*Objective*
Restate the records below word for word, and omit the images they hold.

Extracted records
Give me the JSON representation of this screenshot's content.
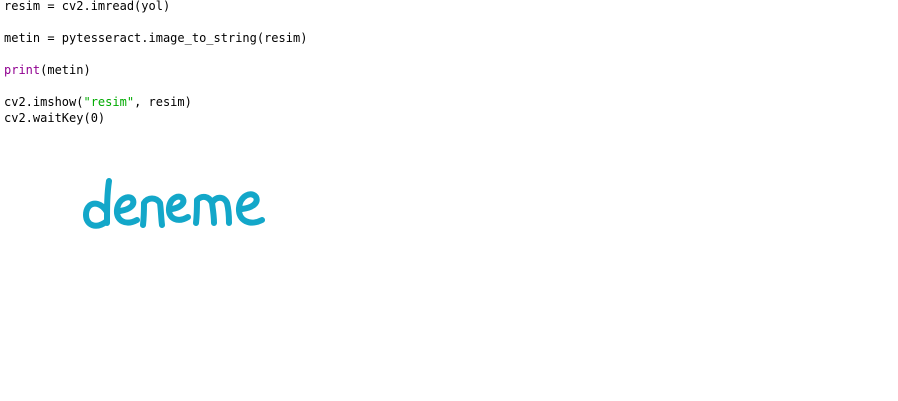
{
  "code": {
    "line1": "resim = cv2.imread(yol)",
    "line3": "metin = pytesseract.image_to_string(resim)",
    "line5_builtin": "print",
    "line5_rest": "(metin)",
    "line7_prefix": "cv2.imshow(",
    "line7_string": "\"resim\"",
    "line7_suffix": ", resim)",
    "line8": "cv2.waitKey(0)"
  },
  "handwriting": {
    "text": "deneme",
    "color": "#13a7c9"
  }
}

*In response*
Give me the JSON representation of this screenshot's content.
{
  "code": {
    "line1": "resim = cv2.imread(yol)",
    "line3": "metin = pytesseract.image_to_string(resim)",
    "line5_builtin": "print",
    "line5_rest": "(metin)",
    "line7_prefix": "cv2.imshow(",
    "line7_string": "\"resim\"",
    "line7_suffix": ", resim)",
    "line8": "cv2.waitKey(0)"
  },
  "handwriting": {
    "text": "deneme",
    "color": "#13a7c9"
  }
}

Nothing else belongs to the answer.